#### Aim of the exercise
Answer with nothing but the number of lines that include the word "name".

#### Data listing
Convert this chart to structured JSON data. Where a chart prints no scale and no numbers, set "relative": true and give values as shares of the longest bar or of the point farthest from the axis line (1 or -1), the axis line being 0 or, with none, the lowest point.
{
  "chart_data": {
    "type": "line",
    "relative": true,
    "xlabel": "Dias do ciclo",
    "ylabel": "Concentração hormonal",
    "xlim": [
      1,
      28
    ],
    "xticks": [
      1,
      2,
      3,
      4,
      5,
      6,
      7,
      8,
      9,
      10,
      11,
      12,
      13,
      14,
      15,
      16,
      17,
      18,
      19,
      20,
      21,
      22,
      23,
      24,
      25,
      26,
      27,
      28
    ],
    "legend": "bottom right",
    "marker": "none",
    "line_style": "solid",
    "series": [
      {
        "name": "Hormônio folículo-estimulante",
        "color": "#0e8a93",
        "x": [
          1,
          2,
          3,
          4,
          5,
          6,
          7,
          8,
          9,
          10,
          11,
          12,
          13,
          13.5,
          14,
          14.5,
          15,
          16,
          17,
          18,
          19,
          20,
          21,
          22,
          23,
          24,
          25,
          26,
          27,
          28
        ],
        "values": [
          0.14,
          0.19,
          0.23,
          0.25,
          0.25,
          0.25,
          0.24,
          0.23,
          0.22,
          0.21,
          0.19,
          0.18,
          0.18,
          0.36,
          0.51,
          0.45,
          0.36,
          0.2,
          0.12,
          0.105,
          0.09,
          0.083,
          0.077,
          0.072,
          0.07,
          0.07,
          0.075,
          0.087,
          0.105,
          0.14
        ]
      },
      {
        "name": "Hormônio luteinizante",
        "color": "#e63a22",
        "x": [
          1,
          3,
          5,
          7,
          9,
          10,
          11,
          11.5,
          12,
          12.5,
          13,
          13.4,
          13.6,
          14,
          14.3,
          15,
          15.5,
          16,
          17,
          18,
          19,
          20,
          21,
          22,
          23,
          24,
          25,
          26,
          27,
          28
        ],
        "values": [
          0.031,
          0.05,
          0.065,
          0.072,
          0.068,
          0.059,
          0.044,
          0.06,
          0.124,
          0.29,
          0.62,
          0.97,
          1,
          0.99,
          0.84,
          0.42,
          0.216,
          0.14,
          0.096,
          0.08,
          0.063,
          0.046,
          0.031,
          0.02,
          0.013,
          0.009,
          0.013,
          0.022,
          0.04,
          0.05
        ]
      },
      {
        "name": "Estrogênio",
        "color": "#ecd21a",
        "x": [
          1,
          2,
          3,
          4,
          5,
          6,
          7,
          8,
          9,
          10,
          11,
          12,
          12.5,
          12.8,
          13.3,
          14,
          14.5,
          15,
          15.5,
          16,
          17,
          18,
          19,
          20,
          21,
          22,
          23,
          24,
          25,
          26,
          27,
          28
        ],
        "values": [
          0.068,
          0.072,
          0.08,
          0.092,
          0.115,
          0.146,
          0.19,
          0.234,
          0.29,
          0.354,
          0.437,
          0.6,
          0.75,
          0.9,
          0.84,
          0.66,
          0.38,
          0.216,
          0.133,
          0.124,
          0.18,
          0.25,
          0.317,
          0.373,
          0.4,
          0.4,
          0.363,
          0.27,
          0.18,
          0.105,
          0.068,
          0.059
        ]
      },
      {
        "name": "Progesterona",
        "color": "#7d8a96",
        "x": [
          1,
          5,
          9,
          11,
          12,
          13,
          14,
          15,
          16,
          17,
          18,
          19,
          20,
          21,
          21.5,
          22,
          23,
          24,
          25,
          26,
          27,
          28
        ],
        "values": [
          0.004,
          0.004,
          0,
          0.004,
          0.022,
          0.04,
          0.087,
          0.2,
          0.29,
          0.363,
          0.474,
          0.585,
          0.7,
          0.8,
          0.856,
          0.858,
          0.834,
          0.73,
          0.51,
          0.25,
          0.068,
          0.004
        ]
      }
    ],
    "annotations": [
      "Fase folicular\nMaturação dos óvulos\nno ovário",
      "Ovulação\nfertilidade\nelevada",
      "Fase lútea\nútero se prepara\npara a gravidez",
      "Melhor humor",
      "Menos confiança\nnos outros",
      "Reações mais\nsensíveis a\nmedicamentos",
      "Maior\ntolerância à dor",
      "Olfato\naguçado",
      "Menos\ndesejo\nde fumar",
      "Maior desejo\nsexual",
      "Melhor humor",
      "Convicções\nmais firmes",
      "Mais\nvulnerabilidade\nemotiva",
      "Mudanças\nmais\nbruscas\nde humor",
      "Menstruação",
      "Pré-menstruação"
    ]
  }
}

#### Task output
4